SET EXERCISE |
Copy out all the lines in the records that include the word "COUNT".

⟨

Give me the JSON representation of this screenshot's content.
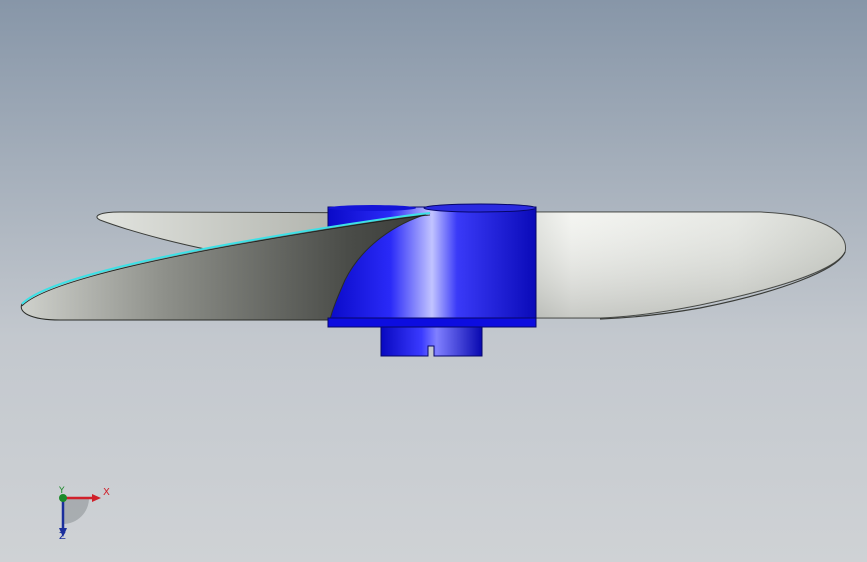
{
  "viewport": {
    "background_top": "#8796a8",
    "background_bottom": "#cfd2d5"
  },
  "model": {
    "part": "propeller",
    "hub_color": "#1010f0",
    "blade_color": "#d8dad6",
    "edge_highlight_color": "#3ee0e6"
  },
  "triad": {
    "x_label": "X",
    "y_label": "Y",
    "z_label": "Z",
    "x_color": "#d0202a",
    "y_color": "#1c8a2a",
    "z_color": "#1a2e9c"
  }
}
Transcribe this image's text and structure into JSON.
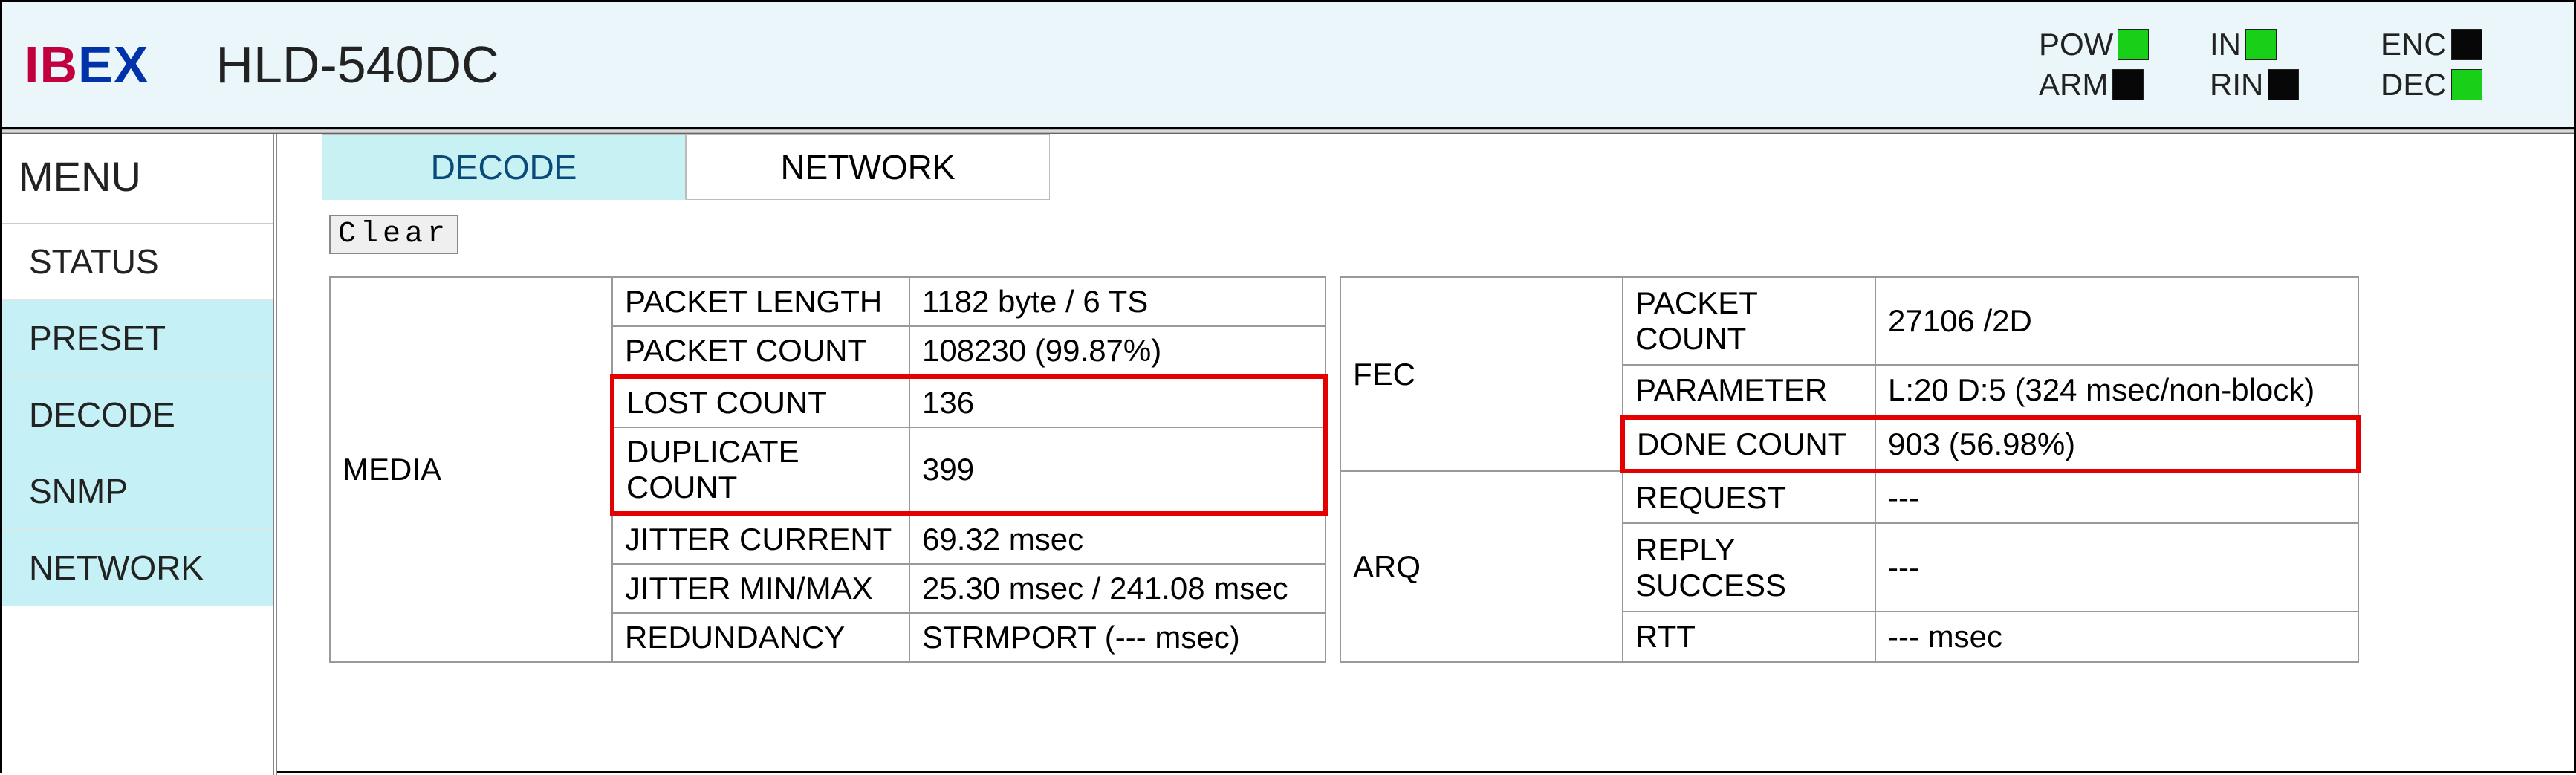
{
  "header": {
    "logo_ib": "IB",
    "logo_ex": "EX",
    "model": "HLD-540DC",
    "leds": {
      "row1": [
        {
          "label": "POW",
          "state": "on"
        },
        {
          "label": "IN",
          "state": "on"
        },
        {
          "label": "ENC",
          "state": "off"
        }
      ],
      "row2": [
        {
          "label": "ARM",
          "state": "off"
        },
        {
          "label": "RIN",
          "state": "off"
        },
        {
          "label": "DEC",
          "state": "on"
        }
      ]
    }
  },
  "sidebar": {
    "title": "MENU",
    "items": [
      {
        "label": "STATUS",
        "active": false
      },
      {
        "label": "PRESET",
        "active": true
      },
      {
        "label": "DECODE",
        "active": true
      },
      {
        "label": "SNMP",
        "active": true
      },
      {
        "label": "NETWORK",
        "active": true
      }
    ]
  },
  "tabs": [
    {
      "label": "DECODE",
      "active": true
    },
    {
      "label": "NETWORK",
      "active": false
    }
  ],
  "buttons": {
    "clear": "Clear"
  },
  "tables": {
    "media": {
      "group": "MEDIA",
      "rows": [
        {
          "key": "PACKET LENGTH",
          "val": "1182 byte / 6 TS"
        },
        {
          "key": "PACKET COUNT",
          "val": "108230 (99.87%)"
        },
        {
          "key": "LOST COUNT",
          "val": "136"
        },
        {
          "key": "DUPLICATE COUNT",
          "val": "399"
        },
        {
          "key": "JITTER CURRENT",
          "val": "69.32 msec"
        },
        {
          "key": "JITTER MIN/MAX",
          "val": "25.30 msec / 241.08 msec"
        },
        {
          "key": "REDUNDANCY",
          "val": "STRMPORT (--- msec)"
        }
      ]
    },
    "fec": {
      "group": "FEC",
      "rows": [
        {
          "key": "PACKET COUNT",
          "val": "27106 /2D"
        },
        {
          "key": "PARAMETER",
          "val": "L:20 D:5 (324 msec/non-block)"
        },
        {
          "key": "DONE COUNT",
          "val": "903 (56.98%)"
        }
      ]
    },
    "arq": {
      "group": "ARQ",
      "rows": [
        {
          "key": "REQUEST",
          "val": "---"
        },
        {
          "key": "REPLY SUCCESS",
          "val": "---"
        },
        {
          "key": "RTT",
          "val": "--- msec"
        }
      ]
    }
  }
}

⟩

SOLUTION TO THE EXERCISE |
          "key": "PACKET COUNT",
          "key": "LOST COUNT",
          "key": "DUPLICATE COUNT",
          "key": "PACKET COUNT",
          "key": "DONE COUNT",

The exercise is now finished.